*Exercise aim*
Pick out each line below containing "Démocratique".

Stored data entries
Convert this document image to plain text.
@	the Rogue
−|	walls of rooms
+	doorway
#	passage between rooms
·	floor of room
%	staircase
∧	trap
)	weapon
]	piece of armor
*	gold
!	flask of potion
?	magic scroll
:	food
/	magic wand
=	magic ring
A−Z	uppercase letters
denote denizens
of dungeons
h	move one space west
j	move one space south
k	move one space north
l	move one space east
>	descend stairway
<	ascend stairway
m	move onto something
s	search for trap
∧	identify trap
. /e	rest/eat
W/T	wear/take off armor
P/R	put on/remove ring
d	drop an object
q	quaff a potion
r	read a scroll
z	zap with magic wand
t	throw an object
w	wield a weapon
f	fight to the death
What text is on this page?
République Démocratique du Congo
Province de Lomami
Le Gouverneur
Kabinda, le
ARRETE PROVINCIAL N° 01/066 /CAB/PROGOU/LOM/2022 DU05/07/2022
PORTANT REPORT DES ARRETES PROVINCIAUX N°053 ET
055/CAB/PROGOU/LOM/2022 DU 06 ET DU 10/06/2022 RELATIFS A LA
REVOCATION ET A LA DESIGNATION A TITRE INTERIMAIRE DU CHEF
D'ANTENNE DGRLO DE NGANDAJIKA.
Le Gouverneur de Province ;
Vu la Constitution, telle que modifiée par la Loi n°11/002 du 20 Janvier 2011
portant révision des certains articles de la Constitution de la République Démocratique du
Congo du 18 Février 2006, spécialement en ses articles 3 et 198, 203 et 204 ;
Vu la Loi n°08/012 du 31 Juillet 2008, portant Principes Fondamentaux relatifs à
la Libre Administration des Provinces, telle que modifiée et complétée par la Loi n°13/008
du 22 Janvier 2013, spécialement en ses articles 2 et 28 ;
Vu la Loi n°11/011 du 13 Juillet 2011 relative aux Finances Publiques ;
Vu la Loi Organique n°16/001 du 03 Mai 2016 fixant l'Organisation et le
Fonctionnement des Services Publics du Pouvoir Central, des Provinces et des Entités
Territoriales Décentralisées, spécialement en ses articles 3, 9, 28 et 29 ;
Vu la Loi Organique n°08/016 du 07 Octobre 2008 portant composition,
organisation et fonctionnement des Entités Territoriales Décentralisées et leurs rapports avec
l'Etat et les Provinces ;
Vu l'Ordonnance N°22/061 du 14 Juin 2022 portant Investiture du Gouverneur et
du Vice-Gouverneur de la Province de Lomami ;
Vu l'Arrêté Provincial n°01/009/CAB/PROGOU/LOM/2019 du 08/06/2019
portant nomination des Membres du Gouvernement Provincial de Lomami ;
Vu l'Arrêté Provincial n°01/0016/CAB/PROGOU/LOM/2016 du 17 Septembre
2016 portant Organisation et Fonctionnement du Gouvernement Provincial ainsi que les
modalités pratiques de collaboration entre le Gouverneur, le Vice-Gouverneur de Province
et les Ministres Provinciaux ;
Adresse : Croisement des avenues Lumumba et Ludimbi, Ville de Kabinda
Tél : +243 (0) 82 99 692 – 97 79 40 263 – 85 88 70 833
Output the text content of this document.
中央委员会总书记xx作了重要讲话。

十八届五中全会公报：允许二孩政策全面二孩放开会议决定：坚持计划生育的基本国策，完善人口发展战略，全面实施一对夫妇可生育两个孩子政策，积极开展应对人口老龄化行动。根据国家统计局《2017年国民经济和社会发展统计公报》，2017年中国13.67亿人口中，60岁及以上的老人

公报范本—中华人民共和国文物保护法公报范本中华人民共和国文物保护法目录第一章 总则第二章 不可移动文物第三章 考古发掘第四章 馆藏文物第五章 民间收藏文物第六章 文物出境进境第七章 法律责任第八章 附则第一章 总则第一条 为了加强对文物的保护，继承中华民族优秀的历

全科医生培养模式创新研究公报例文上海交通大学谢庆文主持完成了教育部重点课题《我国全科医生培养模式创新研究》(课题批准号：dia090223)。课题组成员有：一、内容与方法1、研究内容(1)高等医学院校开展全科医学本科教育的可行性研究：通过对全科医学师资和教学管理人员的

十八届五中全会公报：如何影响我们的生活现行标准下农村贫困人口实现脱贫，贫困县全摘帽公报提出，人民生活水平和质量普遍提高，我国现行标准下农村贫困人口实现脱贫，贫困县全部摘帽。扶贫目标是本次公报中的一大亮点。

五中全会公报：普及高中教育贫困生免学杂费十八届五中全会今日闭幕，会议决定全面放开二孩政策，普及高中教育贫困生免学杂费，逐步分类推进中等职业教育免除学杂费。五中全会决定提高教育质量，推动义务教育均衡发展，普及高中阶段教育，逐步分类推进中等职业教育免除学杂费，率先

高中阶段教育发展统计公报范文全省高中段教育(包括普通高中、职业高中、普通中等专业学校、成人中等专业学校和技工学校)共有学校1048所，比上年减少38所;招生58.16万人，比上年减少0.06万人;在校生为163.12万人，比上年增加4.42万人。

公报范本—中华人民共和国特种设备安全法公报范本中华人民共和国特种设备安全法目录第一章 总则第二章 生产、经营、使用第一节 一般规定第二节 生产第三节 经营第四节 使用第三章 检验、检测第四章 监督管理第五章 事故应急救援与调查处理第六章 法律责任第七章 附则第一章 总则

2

...

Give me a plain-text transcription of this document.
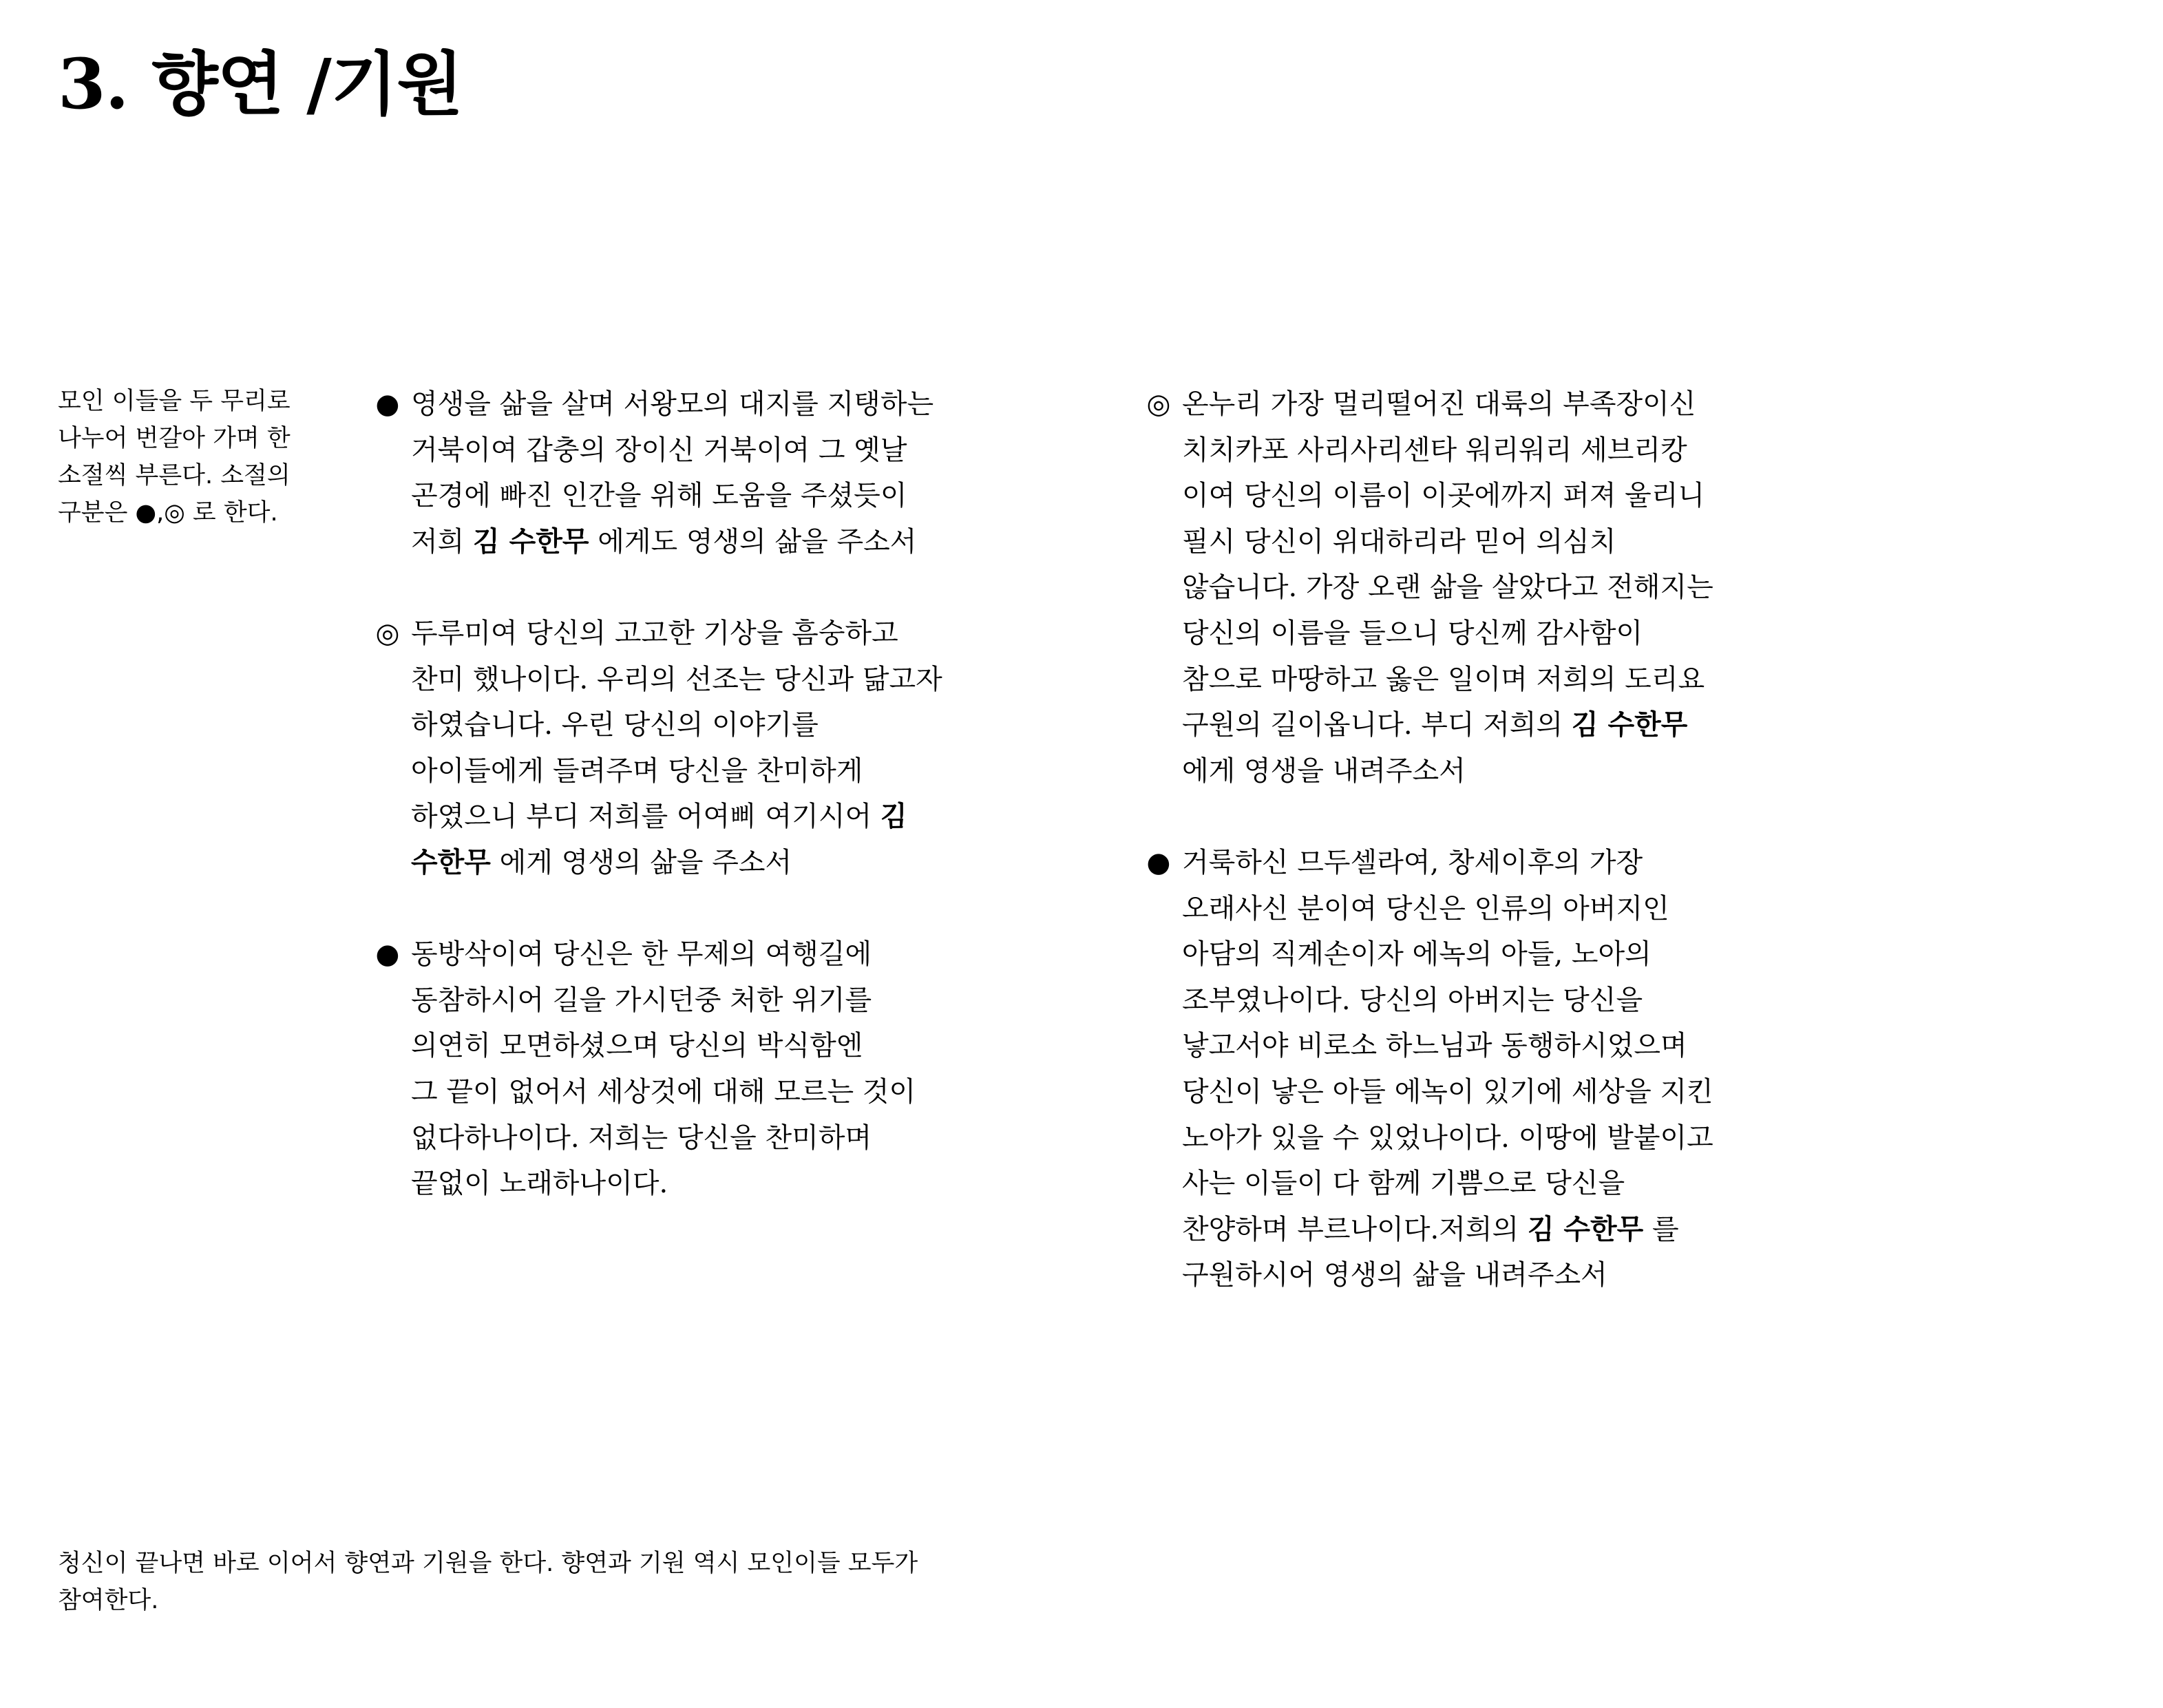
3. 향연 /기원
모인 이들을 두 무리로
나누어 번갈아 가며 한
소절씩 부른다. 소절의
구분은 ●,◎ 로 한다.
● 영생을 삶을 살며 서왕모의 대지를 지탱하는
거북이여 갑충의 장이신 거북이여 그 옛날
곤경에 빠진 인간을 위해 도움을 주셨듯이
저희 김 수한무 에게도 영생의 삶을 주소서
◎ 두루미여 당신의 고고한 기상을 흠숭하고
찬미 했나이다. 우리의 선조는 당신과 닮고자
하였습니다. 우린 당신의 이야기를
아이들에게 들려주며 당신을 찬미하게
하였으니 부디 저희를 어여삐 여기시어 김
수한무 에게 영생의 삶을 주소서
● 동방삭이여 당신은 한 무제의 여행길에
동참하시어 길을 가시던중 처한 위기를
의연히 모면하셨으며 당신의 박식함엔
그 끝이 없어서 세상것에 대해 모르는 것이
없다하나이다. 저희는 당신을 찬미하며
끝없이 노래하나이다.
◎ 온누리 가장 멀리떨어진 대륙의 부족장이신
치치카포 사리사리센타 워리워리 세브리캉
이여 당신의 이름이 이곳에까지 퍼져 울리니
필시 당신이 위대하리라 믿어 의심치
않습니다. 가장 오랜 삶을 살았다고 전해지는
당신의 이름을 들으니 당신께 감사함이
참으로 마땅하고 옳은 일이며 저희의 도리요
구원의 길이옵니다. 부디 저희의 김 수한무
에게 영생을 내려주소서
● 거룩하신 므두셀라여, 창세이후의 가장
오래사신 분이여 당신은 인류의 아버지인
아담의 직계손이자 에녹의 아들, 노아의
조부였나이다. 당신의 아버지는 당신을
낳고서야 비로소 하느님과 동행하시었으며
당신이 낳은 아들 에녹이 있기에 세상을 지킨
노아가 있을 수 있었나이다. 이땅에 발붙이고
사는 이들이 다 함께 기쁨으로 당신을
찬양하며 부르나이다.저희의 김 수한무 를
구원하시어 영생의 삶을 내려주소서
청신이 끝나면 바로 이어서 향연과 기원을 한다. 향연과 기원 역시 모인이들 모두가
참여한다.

* * *

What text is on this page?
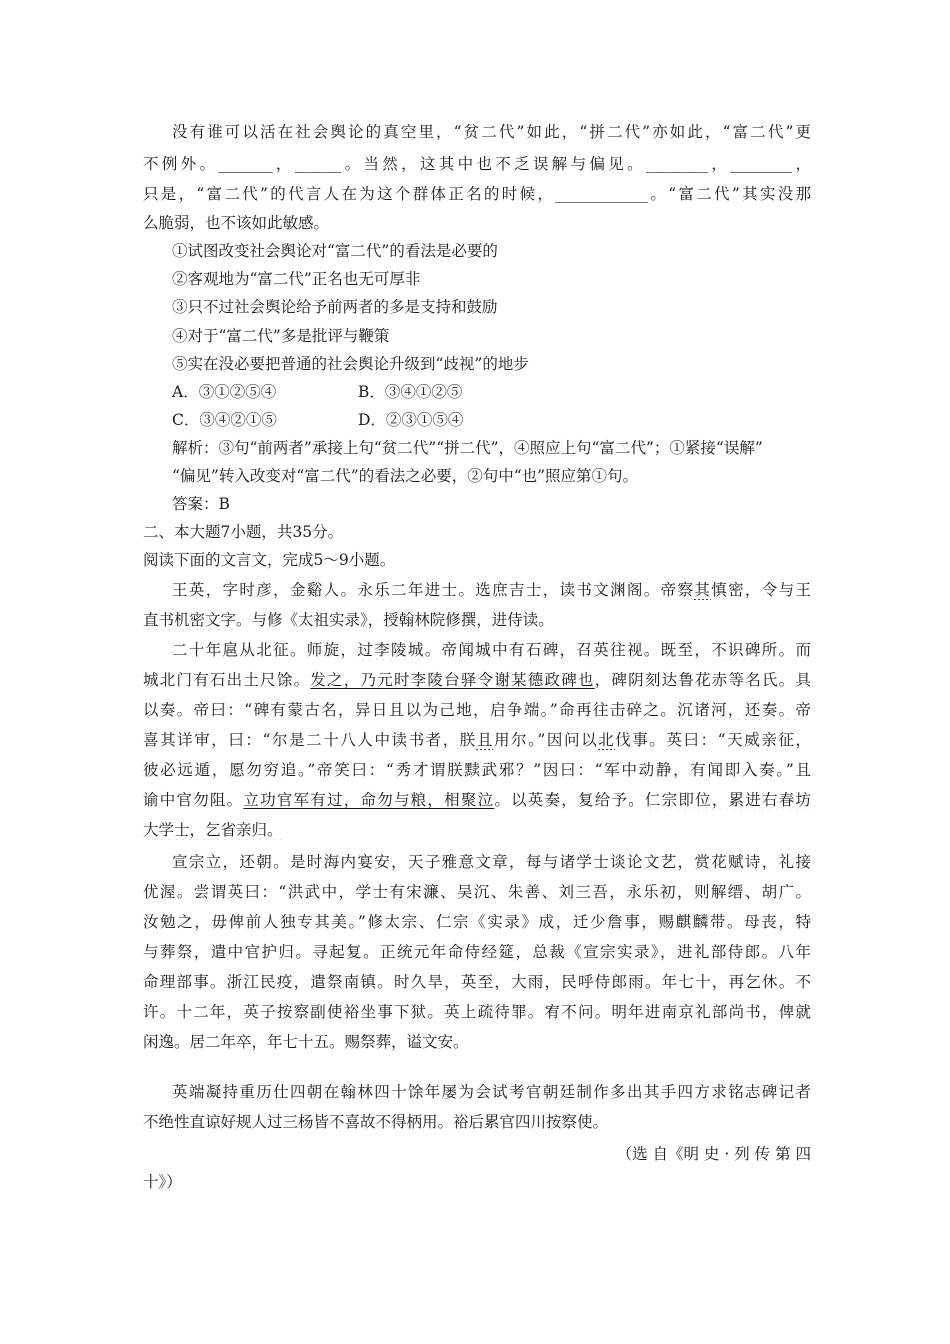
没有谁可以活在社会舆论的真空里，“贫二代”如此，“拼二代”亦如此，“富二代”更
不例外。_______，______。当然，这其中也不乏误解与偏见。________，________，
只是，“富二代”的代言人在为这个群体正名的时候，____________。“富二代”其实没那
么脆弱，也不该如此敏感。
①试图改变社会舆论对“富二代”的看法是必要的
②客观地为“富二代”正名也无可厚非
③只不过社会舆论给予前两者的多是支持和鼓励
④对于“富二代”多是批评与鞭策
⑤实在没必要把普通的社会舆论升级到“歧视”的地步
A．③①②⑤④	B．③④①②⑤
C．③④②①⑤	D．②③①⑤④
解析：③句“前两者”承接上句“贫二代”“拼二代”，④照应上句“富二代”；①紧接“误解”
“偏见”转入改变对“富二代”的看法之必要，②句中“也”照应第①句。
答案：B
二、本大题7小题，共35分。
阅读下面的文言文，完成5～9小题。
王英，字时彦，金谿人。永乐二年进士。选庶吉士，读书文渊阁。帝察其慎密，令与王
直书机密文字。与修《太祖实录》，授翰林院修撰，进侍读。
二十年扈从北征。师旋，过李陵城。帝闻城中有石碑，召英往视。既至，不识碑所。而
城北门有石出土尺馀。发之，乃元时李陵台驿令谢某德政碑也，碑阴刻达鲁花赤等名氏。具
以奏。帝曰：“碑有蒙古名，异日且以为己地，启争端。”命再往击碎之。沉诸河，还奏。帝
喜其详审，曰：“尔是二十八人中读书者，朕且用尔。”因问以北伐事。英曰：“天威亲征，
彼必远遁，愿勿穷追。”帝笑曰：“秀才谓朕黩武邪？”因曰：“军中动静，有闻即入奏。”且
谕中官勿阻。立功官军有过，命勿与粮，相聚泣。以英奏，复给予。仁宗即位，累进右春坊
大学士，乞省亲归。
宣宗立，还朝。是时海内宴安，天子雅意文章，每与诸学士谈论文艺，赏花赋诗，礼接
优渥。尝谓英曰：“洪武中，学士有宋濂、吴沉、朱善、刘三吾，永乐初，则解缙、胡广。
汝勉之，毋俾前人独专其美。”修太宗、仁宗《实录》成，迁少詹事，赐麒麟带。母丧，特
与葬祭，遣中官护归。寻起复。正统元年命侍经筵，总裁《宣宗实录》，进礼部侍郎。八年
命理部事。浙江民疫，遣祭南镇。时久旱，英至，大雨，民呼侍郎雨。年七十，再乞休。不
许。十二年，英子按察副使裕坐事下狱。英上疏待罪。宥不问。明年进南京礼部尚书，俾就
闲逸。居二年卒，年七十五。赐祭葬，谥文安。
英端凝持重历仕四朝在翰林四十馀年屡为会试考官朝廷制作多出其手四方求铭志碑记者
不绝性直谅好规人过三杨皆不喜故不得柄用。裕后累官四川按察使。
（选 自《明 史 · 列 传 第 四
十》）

*The completed task*
République Démocratique du Congo
portant révision des certains articles de la Constitution de la République Démocratique du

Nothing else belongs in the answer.